──────── Text extract ────────

Editor’s Note: Blue Origin has scrubbed the Tuesday, Dec. 18 launch due to a ground infrastructure issue; the next launch attempt is to be determined depending on weather forecast.
Before a NASA technology makes it to orbit or lands on another planet, researchers test – and retest – it in space-like conditions. These tests often take place on Earth, but some payloads take a trip to suborbital space for a few minutes of valuable microgravity testing.
Blue Origin’s New Shepard rocket will venture into space with nine NASA-sponsored technology payloads onboard no earlier than Dec. 18 at 8:30 a.m. CST. The company’s live launch webcast will air on NASA Television and the agency’s website.
Blue Origin’s New Shepard reusable, suborbital rocket.
Credits: Blue Origin
Technologist Frank Robinson from NASA’s Goddard Space Flight Center in Greenbelt, Maryland, is scheduled to fly his microgap-cooling technology aboard the fully reusable Blue Origin New Shepard launch.
Credits: NASA Goddard/Bill Hrybyk
Carthage College students and Microgravity Propellant Gauging team members Taylor Peterson and Celestine Ananda observe tanks during a parabolic flight in Nov. 2018. The suborbital payload is smaller and designed to test how the gauging technology will work with settled, non-sloshing liquids.

────────

Problems and tasks -
a. Update the New Shepard payload text by writing out everything from "Credits: Blue Origin" down to "settled, non-sloshing liquids.", with "parabolic flight" changed to "zero-gravity flight".
b. Write what comes next in the New Shepard payload text, starting after its final sentence.

──────── Records supplied ────────

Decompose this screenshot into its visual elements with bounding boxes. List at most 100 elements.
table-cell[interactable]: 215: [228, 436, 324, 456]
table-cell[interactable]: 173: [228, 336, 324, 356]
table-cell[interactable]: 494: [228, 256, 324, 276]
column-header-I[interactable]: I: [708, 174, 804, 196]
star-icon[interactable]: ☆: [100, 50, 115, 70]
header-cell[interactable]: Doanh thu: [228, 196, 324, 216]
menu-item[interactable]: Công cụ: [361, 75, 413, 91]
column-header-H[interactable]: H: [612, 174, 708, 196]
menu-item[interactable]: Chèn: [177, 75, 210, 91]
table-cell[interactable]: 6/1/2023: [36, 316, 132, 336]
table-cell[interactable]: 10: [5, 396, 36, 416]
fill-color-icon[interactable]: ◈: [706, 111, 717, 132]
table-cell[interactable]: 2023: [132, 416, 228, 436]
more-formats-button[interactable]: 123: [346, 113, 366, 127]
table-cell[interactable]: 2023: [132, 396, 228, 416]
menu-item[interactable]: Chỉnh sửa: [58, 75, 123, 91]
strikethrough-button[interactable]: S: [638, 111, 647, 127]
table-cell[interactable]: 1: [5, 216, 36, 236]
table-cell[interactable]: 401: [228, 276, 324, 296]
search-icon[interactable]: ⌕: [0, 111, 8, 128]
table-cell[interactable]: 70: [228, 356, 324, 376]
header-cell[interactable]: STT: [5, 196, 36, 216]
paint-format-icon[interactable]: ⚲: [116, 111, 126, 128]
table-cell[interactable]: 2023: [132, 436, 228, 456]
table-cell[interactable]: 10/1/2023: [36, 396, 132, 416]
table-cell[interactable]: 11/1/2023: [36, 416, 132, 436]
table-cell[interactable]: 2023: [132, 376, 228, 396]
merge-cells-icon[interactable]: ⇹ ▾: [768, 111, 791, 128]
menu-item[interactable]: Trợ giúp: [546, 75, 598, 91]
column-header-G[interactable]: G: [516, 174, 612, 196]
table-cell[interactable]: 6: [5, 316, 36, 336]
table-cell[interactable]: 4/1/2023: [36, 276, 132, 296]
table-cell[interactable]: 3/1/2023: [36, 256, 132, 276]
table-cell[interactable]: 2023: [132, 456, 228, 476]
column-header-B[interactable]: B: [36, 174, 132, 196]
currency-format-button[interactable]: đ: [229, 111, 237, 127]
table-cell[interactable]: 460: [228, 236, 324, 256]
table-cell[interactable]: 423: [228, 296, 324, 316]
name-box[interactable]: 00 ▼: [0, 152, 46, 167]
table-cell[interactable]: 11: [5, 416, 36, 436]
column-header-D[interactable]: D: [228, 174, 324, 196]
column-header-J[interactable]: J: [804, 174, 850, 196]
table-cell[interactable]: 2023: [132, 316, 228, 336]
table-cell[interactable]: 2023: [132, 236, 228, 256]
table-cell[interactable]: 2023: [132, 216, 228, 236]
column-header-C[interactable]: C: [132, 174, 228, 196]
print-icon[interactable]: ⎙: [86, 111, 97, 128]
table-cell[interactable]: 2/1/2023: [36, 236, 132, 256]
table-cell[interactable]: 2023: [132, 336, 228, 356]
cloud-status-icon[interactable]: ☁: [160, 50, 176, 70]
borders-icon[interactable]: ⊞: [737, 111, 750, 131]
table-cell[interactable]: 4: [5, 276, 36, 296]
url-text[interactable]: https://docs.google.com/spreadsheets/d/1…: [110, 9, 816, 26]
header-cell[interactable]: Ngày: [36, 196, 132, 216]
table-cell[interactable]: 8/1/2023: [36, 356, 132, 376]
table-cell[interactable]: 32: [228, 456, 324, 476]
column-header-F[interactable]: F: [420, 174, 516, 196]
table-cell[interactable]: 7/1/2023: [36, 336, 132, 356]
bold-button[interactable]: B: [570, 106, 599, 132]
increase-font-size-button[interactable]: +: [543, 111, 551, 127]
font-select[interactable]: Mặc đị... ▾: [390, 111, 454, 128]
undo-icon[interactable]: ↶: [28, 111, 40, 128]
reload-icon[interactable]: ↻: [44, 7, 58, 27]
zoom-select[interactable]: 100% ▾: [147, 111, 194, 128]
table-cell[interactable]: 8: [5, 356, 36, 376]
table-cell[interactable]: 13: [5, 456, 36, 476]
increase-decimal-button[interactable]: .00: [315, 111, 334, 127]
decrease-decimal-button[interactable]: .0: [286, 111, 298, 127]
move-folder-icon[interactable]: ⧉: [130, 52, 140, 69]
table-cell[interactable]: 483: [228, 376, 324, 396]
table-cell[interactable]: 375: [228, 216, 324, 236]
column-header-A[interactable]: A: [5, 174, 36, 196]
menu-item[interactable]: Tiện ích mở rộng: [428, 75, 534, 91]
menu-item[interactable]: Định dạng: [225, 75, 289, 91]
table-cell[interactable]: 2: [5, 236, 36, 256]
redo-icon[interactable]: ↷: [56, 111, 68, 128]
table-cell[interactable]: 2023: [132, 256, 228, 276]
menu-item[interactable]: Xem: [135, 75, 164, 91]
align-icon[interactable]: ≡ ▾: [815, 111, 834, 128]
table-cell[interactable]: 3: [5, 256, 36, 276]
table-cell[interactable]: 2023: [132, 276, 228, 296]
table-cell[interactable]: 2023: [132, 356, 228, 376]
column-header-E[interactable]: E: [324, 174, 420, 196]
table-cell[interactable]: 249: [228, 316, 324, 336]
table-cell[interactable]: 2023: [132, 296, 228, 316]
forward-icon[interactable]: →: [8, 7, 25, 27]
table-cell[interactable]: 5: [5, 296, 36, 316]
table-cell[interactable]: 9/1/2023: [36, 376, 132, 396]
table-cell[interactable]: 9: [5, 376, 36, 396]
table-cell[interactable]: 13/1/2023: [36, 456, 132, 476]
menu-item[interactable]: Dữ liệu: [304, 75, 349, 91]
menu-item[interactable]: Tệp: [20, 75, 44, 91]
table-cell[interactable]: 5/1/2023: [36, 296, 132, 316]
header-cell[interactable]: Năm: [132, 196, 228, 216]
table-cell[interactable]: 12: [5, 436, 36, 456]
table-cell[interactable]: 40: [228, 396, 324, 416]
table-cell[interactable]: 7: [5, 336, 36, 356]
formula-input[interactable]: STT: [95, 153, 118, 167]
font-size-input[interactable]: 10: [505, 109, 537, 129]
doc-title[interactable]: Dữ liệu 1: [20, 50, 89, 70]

────────

Responses -
a.
Credits: Blue Origin
Technologist Frank Robinson from NASA’s Goddard Space Flight Center in Greenbelt, Maryland, is scheduled to fly his microgap-cooling technology aboard the fully reusable Blue Origin New Shepard launch.
Credits: NASA Goddard/Bill Hrybyk
Carthage College students and Microgravity Propellant Gauging team members Taylor Peterson and Celestine Ananda observe tanks during a zero-gravity flight in Nov. 2018. The suborbital payload is smaller and designed to test how the gauging technology will work with settled, non-sloshing liquids.

b.
Credits: Steve Boxall/Zero Gravity Corporation
Suborbital space is the perfect environment for researchers to test experiments, edging them closer to inclusion on future exploration and science missions. NASA’s Flight Opportunities program gives researchers this access, funding flights on Blue Origin and other commercial providers.
The New Shepard launch will mark the third suborbital flight by Blue Origin with NASA-sponsored payloads onboard and the first full mission dedicated to bringing NASA technology payloads to space. “This flight is focused on the nine technologies from government, academia and industry,” said Campaign Manager Ryan Dibley from NASA’s Armstrong Flight Research Center in Edwards, California. “NASA is thrilled to have established flight providers and partners supporting new technology development with wide applications.”
The nine payloads scheduled for the New Shepard flight are:
- Collection of Regolith Experiment (CORE)
University of Central Florida in Orlando
Missions to asteroids pose technical challenges unlike those to larger bodies. This experiment will test a dusty asteroid regolith retrieval method. CORE will measure how well the collecting technology performs in space and analyze how dust is kicked up on contact.
- Collisions into Dust Experiment (COLLIDE)
University of Central Florida
Dusty planetary surfaces complicate tasks that may be considered easy here on Earth. This experiment simulates the disturbance of dust particles in space. The data could inform architectures for future human and robotic exploration missions to the Moon, Mars and beyond. COLLIDE also flew Dec. 13 on Virgin Galactic’s rocket-powered winged spacecraft.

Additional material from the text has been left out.